── Dataset rows ──

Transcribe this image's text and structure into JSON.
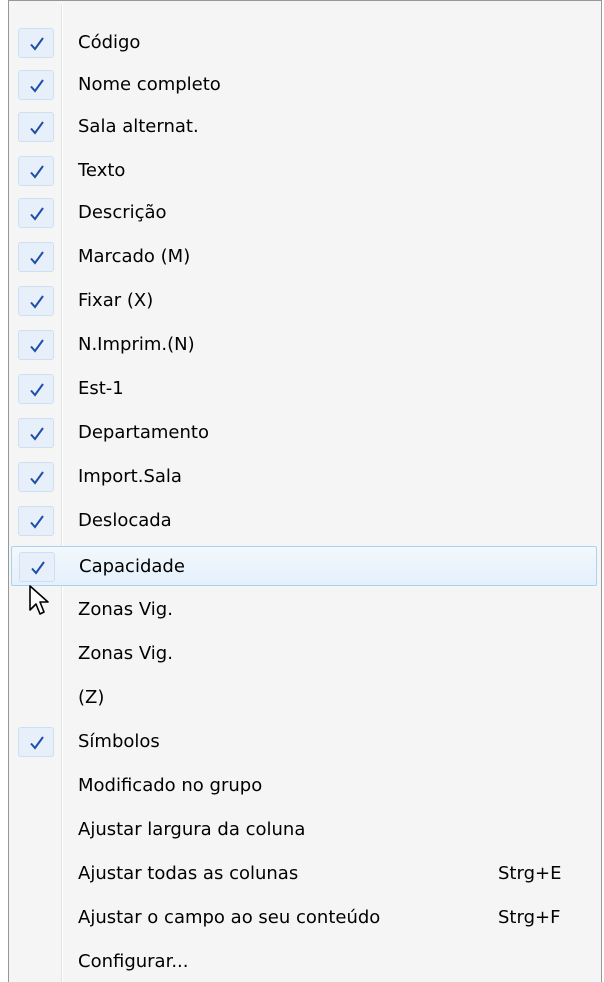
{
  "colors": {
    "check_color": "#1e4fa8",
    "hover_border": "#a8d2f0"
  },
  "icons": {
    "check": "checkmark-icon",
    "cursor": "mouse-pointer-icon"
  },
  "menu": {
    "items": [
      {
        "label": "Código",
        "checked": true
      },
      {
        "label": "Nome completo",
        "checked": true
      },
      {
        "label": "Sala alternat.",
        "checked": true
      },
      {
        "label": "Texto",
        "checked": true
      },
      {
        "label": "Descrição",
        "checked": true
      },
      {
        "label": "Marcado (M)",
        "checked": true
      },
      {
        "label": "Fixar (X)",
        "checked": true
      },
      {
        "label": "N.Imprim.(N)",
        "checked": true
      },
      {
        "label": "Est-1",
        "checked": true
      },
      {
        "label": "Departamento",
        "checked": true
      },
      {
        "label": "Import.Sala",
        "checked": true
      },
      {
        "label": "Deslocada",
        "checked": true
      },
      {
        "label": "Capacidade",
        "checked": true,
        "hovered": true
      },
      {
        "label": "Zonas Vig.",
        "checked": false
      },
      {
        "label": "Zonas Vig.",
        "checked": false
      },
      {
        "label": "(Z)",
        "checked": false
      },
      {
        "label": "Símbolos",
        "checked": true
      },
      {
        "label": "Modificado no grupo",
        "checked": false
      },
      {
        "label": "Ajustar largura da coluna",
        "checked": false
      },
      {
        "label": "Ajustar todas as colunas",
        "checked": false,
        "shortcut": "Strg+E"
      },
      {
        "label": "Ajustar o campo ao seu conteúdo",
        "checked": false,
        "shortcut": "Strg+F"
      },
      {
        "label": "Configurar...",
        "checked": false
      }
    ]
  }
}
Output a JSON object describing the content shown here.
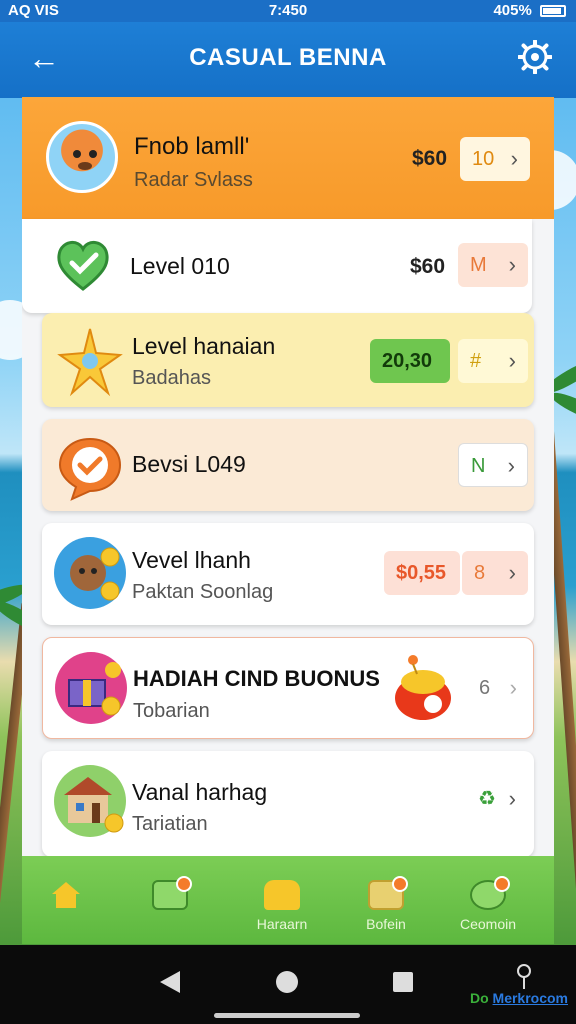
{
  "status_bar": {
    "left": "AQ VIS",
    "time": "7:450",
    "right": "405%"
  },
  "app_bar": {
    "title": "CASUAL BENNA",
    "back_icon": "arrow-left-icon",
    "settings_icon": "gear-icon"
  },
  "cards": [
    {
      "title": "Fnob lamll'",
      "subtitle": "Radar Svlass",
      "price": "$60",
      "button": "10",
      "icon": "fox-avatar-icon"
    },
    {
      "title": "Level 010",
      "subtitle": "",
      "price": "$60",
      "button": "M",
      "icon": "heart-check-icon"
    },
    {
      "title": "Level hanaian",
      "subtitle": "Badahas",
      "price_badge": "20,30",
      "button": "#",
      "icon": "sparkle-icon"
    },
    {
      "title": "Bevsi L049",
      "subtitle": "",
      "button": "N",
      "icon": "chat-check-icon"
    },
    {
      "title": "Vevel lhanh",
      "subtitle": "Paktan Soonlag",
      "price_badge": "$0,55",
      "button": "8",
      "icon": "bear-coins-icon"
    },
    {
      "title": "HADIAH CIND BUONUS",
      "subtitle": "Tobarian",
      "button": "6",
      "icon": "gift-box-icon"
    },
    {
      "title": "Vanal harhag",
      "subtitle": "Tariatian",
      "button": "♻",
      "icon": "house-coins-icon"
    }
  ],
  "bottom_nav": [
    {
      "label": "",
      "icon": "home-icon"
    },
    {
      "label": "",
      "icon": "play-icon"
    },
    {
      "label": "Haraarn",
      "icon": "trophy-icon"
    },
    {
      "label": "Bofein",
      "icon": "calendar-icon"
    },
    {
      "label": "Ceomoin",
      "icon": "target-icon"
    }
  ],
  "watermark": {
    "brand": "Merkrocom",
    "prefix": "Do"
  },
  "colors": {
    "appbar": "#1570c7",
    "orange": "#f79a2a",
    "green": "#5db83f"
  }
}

───
── Dataset rows ──

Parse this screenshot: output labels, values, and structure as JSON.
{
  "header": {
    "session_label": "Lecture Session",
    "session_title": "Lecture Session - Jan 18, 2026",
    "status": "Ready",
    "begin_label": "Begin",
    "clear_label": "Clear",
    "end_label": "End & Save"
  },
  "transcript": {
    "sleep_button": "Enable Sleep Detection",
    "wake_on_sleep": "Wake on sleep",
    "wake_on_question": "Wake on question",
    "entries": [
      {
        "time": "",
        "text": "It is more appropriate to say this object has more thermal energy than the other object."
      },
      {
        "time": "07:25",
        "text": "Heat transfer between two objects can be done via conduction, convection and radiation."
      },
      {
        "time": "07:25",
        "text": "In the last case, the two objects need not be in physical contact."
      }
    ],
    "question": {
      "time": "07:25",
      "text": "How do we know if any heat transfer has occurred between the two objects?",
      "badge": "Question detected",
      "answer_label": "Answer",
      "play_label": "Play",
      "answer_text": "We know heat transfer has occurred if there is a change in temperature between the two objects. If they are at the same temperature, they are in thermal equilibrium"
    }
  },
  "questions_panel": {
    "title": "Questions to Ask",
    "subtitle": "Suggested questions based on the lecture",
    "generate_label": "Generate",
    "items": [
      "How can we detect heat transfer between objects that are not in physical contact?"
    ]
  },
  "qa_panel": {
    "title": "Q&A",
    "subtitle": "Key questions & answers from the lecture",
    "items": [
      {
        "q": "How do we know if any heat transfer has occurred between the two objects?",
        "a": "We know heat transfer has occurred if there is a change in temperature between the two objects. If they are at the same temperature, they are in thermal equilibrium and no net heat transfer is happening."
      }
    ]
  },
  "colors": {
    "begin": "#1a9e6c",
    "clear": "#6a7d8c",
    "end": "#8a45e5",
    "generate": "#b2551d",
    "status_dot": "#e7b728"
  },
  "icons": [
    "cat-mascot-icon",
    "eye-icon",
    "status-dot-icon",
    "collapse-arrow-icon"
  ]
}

───

# Requirements
Keep only those lines of the records that hold "they", and return them.

# Reply
      "answer_text": "We know heat transfer has occurred if there is a change in temperature between the two objects. If they are at the same temperature, they are in thermal equilibrium"
        "a": "We know heat transfer has occurred if there is a change in temperature between the two objects. If they are at the same temperature, they are in thermal equilibrium and no net heat transfer is happening."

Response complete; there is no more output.